● Given instruction 1
In the records below, reproduce without any change every line from the one containing "- axis-cell: 3D Mouse Out: [277, 366, 445, 396]" through the one containing "- tab-bar: Device", including both of those lines.

The cabinet of Lafayette communicates with the library, and I passed much of the time during our visit, alone with him, in these two rooms. I may say that this was the commencement of a confidence with which he has since continued to treat me, and of a more intimate knowledge of the amiable features and simple integrity of his character, that has greatly added to my respect. No one can be pleasanter in private, and he is full of historical anecdotes, that he tells with great simplicity, and frequently with great humour. The cabinet contains many portraits, and, among others, one of Madame de Stael, and one of his own father. The former I am assured is exceedingly like; it is not the resemblance of a very fascinating woman. In the latter I find more resemblance to some of the grandchildren than to the son, although there is something about the shape of the head that is not unlike that of Lafayette's.
General Lafayette never knew his father, who was killed, when he was quite an infant, at the battle of Minden. I believe the general was an only child, for I have never heard him speak of any brother or sister, nor indeed of any relative at all, as I can remember, on his own side, though he often alludes to the connexions he made by his marriage. I asked him how his father happened to be styled the Comte de Lafayette, and he to be called the Marquis. He could not tell me: his grandfather was the Marquis de Lafayette, his father the Comte, and he again was termed the Marquis. "I know very little about it," said be, "beyond this: I found myself a little Marquis, as I grew to know anything, and boys trouble themselves very little about such matters; and then I soon got tired of the name after I went to America. I cannot explain all the foolish distinctions of the feudal times, but I very well remember that when I was quite a boy, I had the honour to go through the ceremony of appointing the cure of a very considerable town in Auvergne, of which I was the Seigneur. My conscience has been quite easy about the nomination, however, as my guardians must answer for the sin, if there be any."

● The records
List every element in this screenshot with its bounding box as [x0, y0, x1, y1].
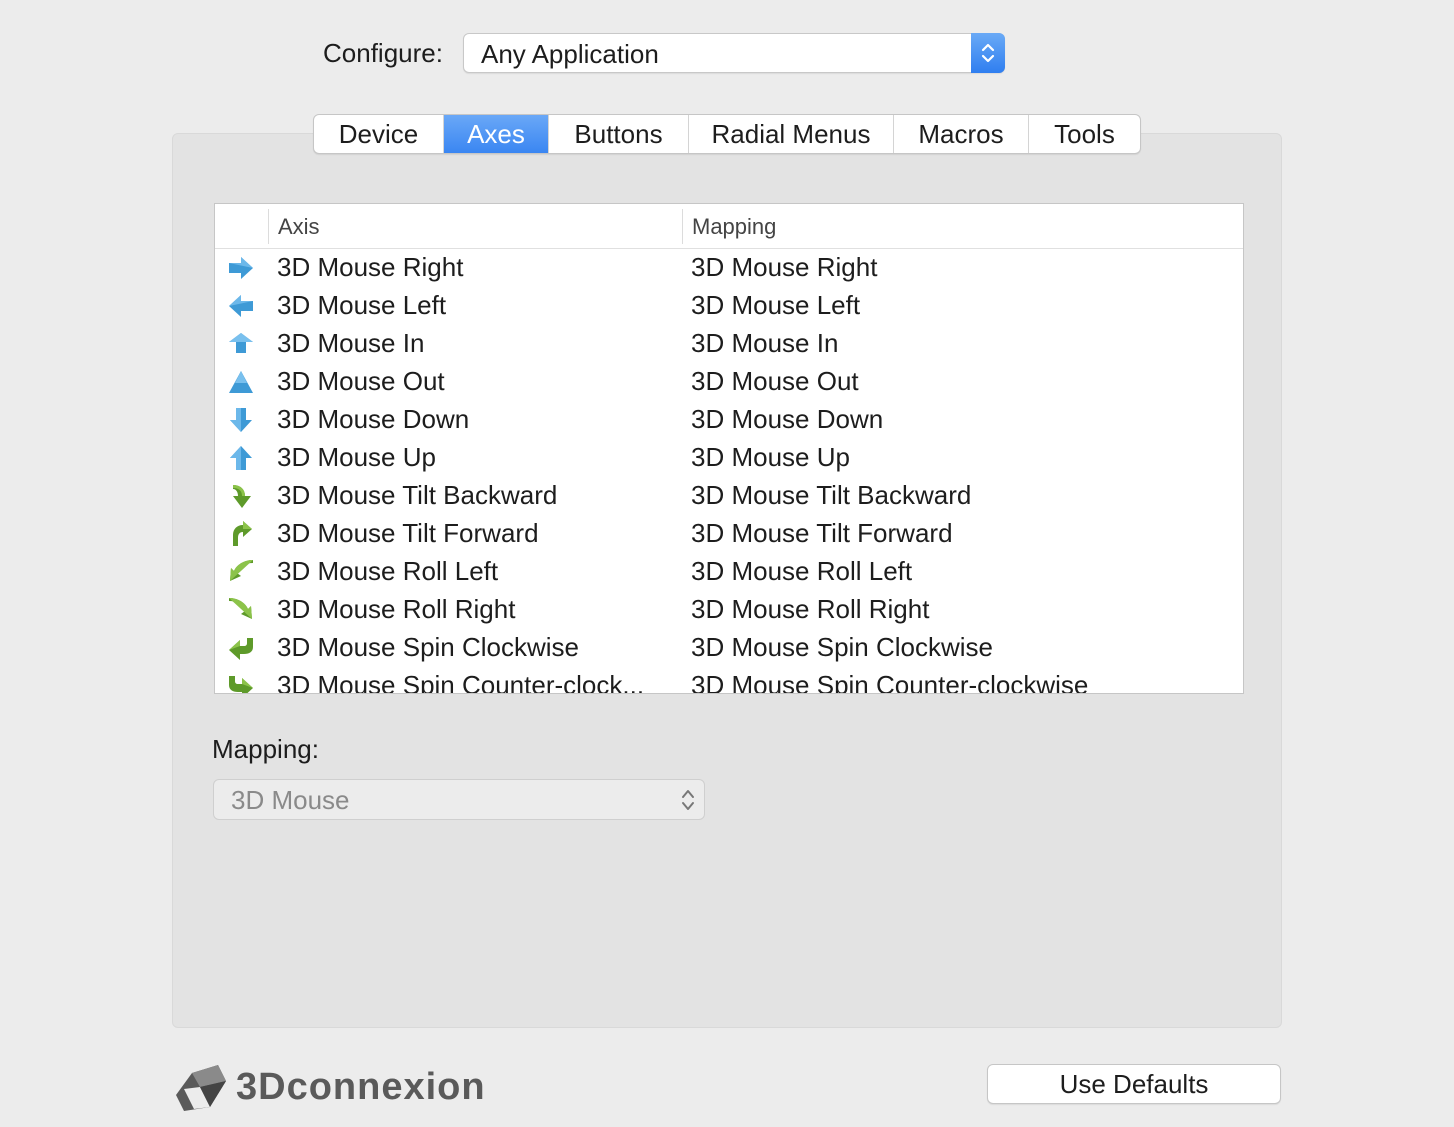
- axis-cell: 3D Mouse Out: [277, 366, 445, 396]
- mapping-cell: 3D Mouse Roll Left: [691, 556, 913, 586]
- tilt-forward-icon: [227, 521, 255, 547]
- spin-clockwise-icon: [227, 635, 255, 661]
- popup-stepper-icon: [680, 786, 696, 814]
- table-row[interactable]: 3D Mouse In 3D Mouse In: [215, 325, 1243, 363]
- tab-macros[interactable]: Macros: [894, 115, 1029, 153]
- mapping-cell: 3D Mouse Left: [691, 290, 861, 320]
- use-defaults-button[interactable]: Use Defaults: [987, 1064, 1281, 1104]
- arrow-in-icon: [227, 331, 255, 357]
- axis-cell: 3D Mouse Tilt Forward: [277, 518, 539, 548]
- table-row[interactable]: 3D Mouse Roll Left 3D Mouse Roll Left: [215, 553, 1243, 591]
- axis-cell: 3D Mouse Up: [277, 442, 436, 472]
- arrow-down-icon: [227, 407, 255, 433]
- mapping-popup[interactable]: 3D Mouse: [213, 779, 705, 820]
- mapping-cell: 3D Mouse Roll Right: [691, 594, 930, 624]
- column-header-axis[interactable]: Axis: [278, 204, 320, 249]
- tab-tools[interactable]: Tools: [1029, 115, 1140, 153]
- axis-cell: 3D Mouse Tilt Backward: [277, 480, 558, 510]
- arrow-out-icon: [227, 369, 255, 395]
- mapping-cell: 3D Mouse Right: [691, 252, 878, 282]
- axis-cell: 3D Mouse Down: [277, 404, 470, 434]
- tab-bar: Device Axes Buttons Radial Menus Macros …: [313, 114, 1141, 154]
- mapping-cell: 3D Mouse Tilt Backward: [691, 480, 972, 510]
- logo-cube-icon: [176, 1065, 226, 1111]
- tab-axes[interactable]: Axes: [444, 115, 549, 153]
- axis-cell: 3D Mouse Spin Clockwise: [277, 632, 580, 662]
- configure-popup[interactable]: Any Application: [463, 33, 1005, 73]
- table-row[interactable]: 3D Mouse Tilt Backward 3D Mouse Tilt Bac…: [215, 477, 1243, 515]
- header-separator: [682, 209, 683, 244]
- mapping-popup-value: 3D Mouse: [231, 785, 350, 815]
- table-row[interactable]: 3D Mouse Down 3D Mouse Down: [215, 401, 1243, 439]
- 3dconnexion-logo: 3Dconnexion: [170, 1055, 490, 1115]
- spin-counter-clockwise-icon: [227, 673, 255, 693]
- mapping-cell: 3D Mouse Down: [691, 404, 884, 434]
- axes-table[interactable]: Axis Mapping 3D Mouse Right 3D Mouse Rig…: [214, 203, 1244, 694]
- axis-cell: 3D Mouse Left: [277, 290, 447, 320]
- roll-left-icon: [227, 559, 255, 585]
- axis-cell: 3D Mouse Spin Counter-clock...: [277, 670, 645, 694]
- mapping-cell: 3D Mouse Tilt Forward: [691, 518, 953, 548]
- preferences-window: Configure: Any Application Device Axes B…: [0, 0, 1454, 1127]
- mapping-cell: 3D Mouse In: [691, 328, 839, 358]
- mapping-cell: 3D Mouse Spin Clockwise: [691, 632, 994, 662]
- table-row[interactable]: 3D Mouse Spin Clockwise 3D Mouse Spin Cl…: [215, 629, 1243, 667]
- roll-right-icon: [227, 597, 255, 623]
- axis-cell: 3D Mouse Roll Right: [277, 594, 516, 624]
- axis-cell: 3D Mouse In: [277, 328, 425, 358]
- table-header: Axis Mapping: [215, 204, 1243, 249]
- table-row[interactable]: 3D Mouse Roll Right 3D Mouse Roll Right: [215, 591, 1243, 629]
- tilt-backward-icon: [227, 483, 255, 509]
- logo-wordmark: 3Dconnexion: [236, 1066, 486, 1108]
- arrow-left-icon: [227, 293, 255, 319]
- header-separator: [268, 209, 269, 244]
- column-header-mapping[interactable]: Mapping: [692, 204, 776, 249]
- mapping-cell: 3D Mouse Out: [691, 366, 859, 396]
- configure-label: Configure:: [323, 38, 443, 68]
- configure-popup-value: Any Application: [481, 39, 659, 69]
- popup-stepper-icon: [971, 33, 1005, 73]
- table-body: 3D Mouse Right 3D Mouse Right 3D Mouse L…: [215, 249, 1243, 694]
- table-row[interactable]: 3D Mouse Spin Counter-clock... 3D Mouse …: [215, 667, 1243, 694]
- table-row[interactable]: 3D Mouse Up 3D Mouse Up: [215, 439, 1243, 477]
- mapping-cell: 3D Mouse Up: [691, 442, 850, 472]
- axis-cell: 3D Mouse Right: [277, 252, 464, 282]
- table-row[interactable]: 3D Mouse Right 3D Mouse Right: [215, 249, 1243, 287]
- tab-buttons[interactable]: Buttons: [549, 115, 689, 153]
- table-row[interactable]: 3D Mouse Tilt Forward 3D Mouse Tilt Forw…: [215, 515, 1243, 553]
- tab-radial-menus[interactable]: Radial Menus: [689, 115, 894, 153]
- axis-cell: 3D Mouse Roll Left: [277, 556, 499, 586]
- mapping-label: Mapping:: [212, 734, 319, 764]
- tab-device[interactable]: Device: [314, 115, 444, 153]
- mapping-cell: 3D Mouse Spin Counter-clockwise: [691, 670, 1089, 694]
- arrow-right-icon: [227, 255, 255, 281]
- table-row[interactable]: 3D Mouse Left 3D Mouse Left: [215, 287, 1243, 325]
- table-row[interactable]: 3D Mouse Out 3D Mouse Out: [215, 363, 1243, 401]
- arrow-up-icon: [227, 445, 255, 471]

● Given instruction 2
In the passage about Lafayette, at which battle was his father killed?

● Finished answer 1
- axis-cell: 3D Mouse Out: [277, 366, 445, 396]
- mapping-cell: 3D Mouse Roll Left: [691, 556, 913, 586]
- tilt-forward-icon: [227, 521, 255, 547]
- spin-clockwise-icon: [227, 635, 255, 661]
- popup-stepper-icon: [680, 786, 696, 814]
- table-row[interactable]: 3D Mouse In 3D Mouse In: [215, 325, 1243, 363]
- tab-macros[interactable]: Macros: [894, 115, 1029, 153]
- mapping-cell: 3D Mouse Left: [691, 290, 861, 320]
- use-defaults-button[interactable]: Use Defaults: [987, 1064, 1281, 1104]
- arrow-in-icon: [227, 331, 255, 357]
- axis-cell: 3D Mouse Tilt Forward: [277, 518, 539, 548]
- table-row[interactable]: 3D Mouse Roll Left 3D Mouse Roll Left: [215, 553, 1243, 591]
- axis-cell: 3D Mouse Up: [277, 442, 436, 472]
- arrow-down-icon: [227, 407, 255, 433]
- mapping-popup[interactable]: 3D Mouse: [213, 779, 705, 820]
- mapping-cell: 3D Mouse Roll Right: [691, 594, 930, 624]
- column-header-axis[interactable]: Axis: [278, 204, 320, 249]
- tab-tools[interactable]: Tools: [1029, 115, 1140, 153]
- axis-cell: 3D Mouse Tilt Backward: [277, 480, 558, 510]
- arrow-out-icon: [227, 369, 255, 395]
- mapping-cell: 3D Mouse Right: [691, 252, 878, 282]
- axis-cell: 3D Mouse Down: [277, 404, 470, 434]
- tab-bar: Device Axes Buttons Radial Menus Macros …: [313, 114, 1141, 154]

● Finished answer 2
The battle of Minden.